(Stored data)
[start]
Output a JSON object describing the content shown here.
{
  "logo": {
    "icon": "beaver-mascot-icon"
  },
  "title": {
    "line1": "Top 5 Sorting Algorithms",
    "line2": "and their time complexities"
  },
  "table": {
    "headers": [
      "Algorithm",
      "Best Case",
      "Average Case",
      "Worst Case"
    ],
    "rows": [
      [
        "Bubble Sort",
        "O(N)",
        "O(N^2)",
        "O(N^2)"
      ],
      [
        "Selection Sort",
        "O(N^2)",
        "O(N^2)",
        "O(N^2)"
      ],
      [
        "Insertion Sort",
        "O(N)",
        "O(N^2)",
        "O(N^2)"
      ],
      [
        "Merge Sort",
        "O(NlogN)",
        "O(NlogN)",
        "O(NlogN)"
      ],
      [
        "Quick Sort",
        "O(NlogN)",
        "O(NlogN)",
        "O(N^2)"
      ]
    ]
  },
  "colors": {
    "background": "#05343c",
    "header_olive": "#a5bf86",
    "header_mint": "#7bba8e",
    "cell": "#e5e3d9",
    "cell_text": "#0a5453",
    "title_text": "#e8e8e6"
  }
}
[end]
The exercise:
Write out the complete set of records exactly as given.

Output below:
Output a JSON object describing the content shown here.
{
  "logo": {
    "icon": "beaver-mascot-icon"
  },
  "title": {
    "line1": "Top 5 Sorting Algorithms",
    "line2": "and their time complexities"
  },
  "table": {
    "headers": [
      "Algorithm",
      "Best Case",
      "Average Case",
      "Worst Case"
    ],
    "rows": [
      [
        "Bubble Sort",
        "O(N)",
        "O(N^2)",
        "O(N^2)"
      ],
      [
        "Selection Sort",
        "O(N^2)",
        "O(N^2)",
        "O(N^2)"
      ],
      [
        "Insertion Sort",
        "O(N)",
        "O(N^2)",
        "O(N^2)"
      ],
      [
        "Merge Sort",
        "O(NlogN)",
        "O(NlogN)",
        "O(NlogN)"
      ],
      [
        "Quick Sort",
        "O(NlogN)",
        "O(NlogN)",
        "O(N^2)"
      ]
    ]
  },
  "colors": {
    "background": "#05343c",
    "header_olive": "#a5bf86",
    "header_mint": "#7bba8e",
    "cell": "#e5e3d9",
    "cell_text": "#0a5453",
    "title_text": "#e8e8e6"
  }
}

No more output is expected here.